— begin Data lines —
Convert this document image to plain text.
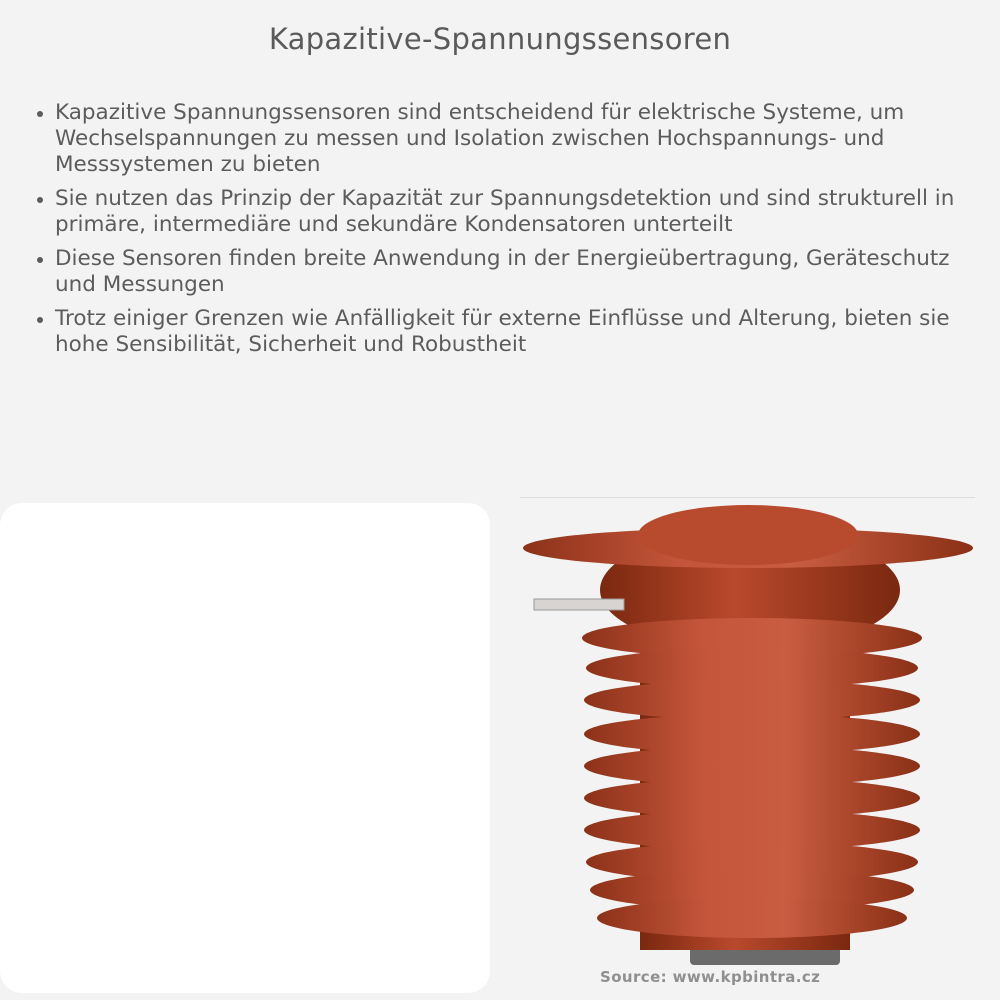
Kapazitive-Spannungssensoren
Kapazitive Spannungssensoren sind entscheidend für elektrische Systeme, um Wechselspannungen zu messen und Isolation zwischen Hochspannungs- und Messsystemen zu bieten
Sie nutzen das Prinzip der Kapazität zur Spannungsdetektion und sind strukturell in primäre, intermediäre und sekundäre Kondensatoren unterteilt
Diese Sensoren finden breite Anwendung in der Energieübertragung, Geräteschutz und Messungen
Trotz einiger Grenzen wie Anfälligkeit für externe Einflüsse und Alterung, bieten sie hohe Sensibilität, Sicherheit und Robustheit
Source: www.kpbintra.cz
— end Data lines —
__Work to do__
Copy out every line of the data that includes the word "Spannungssensoren".

__Final result__
Kapazitive-Spannungssensoren
Kapazitive Spannungssensoren sind entscheidend für elektrische Systeme, um Wechselspannungen zu messen und Isolation zwischen Hochspannungs- und Messsystemen zu bieten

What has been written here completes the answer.